[What is required]
In your copy, include every line of the listing below exactly but none of the pictures.
[Records for the task start]
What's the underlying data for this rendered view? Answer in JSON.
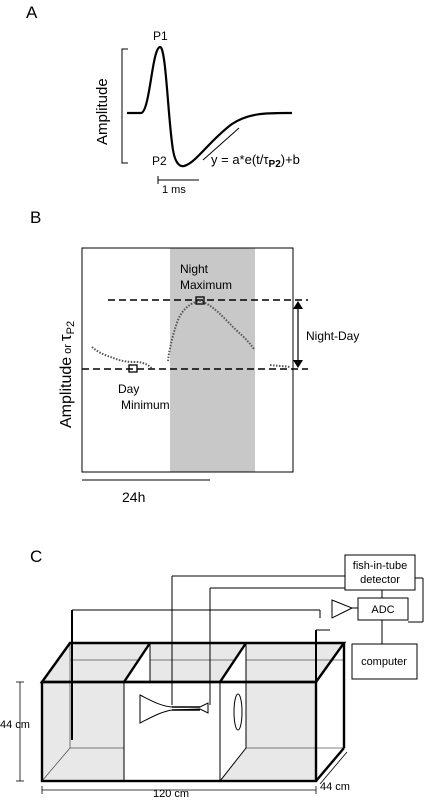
{
  "panel_a": {
    "letter": "A",
    "peak1_label": "P1",
    "peak2_label": "P2",
    "y_axis_label": "Amplitude",
    "equation_main": "y = a*e(t/τ",
    "equation_sub": "P2",
    "equation_tail": ")+b",
    "scale_bar_label": "1 ms"
  },
  "panel_b": {
    "letter": "B",
    "y_axis_label_main": "Amplitude",
    "y_axis_label_or": "or",
    "y_axis_label_tau": "τ",
    "y_axis_label_tau_sub": "P2",
    "night_max_label_1": "Night",
    "night_max_label_2": "Maximum",
    "day_min_label_1": "Day",
    "day_min_label_2": "Minimum",
    "range_label": "Night-Day",
    "time_bar_label": "24h",
    "shade_color": "#c8c8c8"
  },
  "panel_c": {
    "letter": "C",
    "detector_label_1": "fish-in-tube",
    "detector_label_2": "detector",
    "adc_label": "ADC",
    "computer_label": "computer",
    "height_label": "44 cm",
    "length_label": "120 cm",
    "depth_label": "44 cm",
    "tank_fill": "#e8e8e8"
  }
}
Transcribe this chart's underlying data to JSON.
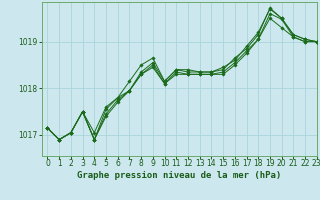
[Records for the task end]
[Solution to the exercise]
What's the underlying data for this rendered view? Answer in JSON.
{
  "panel_a": {
    "letter": "A",
    "peak1_label": "P1",
    "peak2_label": "P2",
    "y_axis_label": "Amplitude",
    "equation_main": "y = a*e(t/τ",
    "equation_sub": "P2",
    "equation_tail": ")+b",
    "scale_bar_label": "1 ms"
  },
  "panel_b": {
    "letter": "B",
    "y_axis_label_main": "Amplitude",
    "y_axis_label_or": "or",
    "y_axis_label_tau": "τ",
    "y_axis_label_tau_sub": "P2",
    "night_max_label_1": "Night",
    "night_max_label_2": "Maximum",
    "day_min_label_1": "Day",
    "day_min_label_2": "Minimum",
    "range_label": "Night-Day",
    "time_bar_label": "24h",
    "shade_color": "#c8c8c8"
  },
  "panel_c": {
    "letter": "C",
    "detector_label_1": "fish-in-tube",
    "detector_label_2": "detector",
    "adc_label": "ADC",
    "computer_label": "computer",
    "height_label": "44 cm",
    "length_label": "120 cm",
    "depth_label": "44 cm",
    "tank_fill": "#e8e8e8"
  }
}
Transcribe this chart's underlying data to JSON.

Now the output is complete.